Start Material to process

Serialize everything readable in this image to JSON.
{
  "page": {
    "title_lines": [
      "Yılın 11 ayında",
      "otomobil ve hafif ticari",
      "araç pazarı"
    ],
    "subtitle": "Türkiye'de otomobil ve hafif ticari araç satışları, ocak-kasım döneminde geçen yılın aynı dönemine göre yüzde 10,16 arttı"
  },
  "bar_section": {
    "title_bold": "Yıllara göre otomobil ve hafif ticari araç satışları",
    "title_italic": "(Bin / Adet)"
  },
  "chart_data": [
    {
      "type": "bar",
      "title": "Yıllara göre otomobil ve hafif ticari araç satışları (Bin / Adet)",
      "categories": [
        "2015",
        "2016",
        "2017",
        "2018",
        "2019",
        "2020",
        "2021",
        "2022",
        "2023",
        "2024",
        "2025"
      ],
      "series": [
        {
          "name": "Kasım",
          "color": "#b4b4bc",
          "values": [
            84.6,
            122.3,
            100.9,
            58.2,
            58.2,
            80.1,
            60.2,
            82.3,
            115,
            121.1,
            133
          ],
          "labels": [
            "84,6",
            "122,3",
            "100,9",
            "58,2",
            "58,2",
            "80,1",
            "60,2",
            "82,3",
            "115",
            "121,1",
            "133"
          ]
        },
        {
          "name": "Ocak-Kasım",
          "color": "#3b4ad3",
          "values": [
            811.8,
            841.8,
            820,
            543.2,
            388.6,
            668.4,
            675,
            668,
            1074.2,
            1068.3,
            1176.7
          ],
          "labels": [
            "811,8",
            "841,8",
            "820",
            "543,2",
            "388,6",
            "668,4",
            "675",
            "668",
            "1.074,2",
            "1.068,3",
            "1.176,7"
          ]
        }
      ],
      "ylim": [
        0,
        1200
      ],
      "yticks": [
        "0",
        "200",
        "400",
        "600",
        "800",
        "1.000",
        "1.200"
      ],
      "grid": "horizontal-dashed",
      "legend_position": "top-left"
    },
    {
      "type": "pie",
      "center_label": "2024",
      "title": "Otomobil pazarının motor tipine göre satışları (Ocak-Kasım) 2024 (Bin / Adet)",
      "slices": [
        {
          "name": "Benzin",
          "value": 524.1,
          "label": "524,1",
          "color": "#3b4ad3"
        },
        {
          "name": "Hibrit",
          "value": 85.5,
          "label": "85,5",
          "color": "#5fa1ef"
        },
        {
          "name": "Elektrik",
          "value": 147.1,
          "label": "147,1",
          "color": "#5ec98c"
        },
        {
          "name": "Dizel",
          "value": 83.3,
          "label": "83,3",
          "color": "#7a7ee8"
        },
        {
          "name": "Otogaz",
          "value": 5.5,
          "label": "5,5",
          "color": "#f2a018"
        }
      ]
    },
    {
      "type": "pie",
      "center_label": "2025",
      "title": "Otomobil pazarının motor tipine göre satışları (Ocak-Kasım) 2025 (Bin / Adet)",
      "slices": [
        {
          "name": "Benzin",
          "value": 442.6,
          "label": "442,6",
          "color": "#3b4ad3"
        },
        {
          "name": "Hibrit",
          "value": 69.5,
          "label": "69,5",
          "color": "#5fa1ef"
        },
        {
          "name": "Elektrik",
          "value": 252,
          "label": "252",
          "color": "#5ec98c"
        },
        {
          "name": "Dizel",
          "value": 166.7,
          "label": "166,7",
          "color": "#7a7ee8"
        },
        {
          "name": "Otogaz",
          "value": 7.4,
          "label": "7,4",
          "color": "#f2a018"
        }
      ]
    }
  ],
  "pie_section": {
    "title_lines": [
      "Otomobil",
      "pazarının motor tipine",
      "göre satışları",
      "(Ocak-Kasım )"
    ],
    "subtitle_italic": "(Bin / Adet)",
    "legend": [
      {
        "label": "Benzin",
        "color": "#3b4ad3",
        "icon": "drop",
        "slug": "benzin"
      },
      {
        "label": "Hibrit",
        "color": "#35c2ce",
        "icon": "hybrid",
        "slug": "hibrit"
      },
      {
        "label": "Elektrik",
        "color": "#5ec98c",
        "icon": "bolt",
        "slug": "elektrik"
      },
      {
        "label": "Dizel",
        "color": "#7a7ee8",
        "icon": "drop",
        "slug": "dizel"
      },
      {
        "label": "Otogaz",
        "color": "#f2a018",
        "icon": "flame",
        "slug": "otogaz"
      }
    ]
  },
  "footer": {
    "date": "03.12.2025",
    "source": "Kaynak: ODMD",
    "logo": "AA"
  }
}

End Material to process

Find every line in the records above that holds the word "pazarının", and copy each one.

      "title": "Otomobil pazarının motor tipine göre satışları (Ocak-Kasım) 2024 (Bin / Adet)",
      "title": "Otomobil pazarının motor tipine göre satışları (Ocak-Kasım) 2025 (Bin / Adet)",
      "pazarının motor tipine",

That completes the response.